Go through each line of the records below and count those with the word "共享农场"; give only the total.

Data section
————

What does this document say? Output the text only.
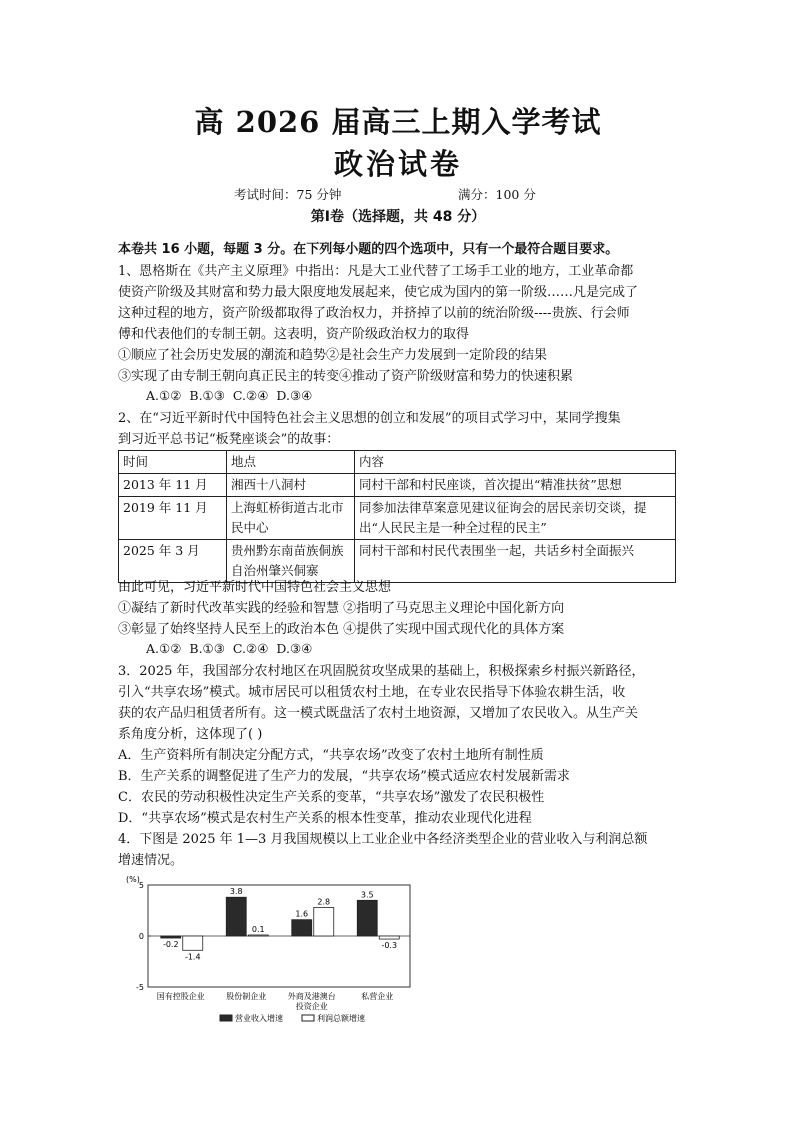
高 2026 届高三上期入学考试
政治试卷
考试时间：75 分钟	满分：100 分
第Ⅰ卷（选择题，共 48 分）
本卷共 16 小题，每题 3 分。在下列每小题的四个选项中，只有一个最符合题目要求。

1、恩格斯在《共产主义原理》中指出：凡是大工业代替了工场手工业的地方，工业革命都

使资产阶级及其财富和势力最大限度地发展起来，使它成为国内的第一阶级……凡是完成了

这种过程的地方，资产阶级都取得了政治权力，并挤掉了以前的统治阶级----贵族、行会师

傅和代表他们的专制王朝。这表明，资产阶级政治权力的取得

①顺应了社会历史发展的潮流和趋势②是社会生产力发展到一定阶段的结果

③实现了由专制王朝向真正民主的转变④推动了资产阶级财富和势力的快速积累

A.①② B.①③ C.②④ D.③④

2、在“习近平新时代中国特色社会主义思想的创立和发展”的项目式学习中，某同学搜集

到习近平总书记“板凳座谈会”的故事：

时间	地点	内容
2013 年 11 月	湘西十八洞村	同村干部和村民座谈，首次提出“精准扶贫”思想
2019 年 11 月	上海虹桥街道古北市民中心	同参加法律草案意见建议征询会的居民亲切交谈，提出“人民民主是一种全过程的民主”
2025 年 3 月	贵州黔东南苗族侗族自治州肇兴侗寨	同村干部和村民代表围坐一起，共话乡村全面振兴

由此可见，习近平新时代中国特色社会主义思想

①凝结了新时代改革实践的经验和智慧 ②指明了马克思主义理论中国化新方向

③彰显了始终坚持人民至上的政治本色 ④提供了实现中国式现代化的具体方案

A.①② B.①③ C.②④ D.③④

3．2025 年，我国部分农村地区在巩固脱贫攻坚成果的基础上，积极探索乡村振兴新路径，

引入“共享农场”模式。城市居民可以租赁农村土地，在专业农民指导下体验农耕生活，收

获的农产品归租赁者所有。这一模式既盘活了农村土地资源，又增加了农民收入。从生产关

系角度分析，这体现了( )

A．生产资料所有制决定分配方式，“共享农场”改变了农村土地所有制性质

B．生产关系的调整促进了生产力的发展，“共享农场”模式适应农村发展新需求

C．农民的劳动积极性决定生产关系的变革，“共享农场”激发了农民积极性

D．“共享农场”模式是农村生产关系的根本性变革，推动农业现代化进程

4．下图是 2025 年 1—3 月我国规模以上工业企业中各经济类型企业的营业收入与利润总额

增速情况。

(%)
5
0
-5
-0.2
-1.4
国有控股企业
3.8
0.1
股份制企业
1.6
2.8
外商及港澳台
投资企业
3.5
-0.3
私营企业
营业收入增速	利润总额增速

————

Response to the task
5